→ Supplied information
--------------------------------

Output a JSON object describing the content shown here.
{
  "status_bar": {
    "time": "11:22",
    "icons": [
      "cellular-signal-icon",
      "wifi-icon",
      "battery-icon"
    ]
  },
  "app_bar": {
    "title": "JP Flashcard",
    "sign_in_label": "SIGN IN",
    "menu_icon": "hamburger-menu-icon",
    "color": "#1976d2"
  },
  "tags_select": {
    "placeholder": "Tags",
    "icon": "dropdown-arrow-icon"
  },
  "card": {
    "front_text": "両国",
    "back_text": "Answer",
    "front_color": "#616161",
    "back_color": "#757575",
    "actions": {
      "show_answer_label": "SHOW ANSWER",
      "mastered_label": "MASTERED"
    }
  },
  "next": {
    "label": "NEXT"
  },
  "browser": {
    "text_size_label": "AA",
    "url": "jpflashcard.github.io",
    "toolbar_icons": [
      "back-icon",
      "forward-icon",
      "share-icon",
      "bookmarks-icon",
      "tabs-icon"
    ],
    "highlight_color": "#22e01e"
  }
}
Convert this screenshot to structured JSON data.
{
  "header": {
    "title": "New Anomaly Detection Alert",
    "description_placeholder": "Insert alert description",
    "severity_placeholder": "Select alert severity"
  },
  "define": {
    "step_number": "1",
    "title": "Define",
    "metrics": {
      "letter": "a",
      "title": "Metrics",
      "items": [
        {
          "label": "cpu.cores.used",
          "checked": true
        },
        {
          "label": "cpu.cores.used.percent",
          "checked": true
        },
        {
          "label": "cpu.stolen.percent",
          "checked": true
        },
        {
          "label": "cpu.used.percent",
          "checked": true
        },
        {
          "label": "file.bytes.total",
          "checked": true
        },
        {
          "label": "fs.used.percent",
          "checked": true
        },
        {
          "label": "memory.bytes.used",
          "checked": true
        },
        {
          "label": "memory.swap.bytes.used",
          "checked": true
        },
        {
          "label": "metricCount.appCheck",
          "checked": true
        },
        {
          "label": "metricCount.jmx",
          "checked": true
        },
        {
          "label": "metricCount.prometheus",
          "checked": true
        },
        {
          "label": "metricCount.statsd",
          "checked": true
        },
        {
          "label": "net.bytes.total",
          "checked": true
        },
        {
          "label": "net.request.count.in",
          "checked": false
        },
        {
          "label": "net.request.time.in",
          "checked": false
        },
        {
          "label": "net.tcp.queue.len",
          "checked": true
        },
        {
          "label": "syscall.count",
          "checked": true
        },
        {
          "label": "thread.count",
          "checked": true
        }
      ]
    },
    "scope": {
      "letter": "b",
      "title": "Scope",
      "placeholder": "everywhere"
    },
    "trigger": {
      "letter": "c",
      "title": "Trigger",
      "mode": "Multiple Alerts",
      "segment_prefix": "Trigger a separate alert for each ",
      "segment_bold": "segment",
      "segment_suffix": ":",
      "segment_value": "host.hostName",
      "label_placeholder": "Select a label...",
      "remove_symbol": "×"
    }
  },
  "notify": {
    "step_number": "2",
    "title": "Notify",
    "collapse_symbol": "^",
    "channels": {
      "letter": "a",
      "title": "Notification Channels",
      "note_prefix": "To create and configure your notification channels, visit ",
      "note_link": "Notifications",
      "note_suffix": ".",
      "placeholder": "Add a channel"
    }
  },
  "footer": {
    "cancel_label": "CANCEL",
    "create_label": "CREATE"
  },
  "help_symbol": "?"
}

--------------------------------

→ What the task asks
Using the material above, gather every line that includes "metricCount".

→ Written solution
          "label": "metricCount.appCheck",
          "label": "metricCount.jmx",
          "label": "metricCount.prometheus",
          "label": "metricCount.statsd",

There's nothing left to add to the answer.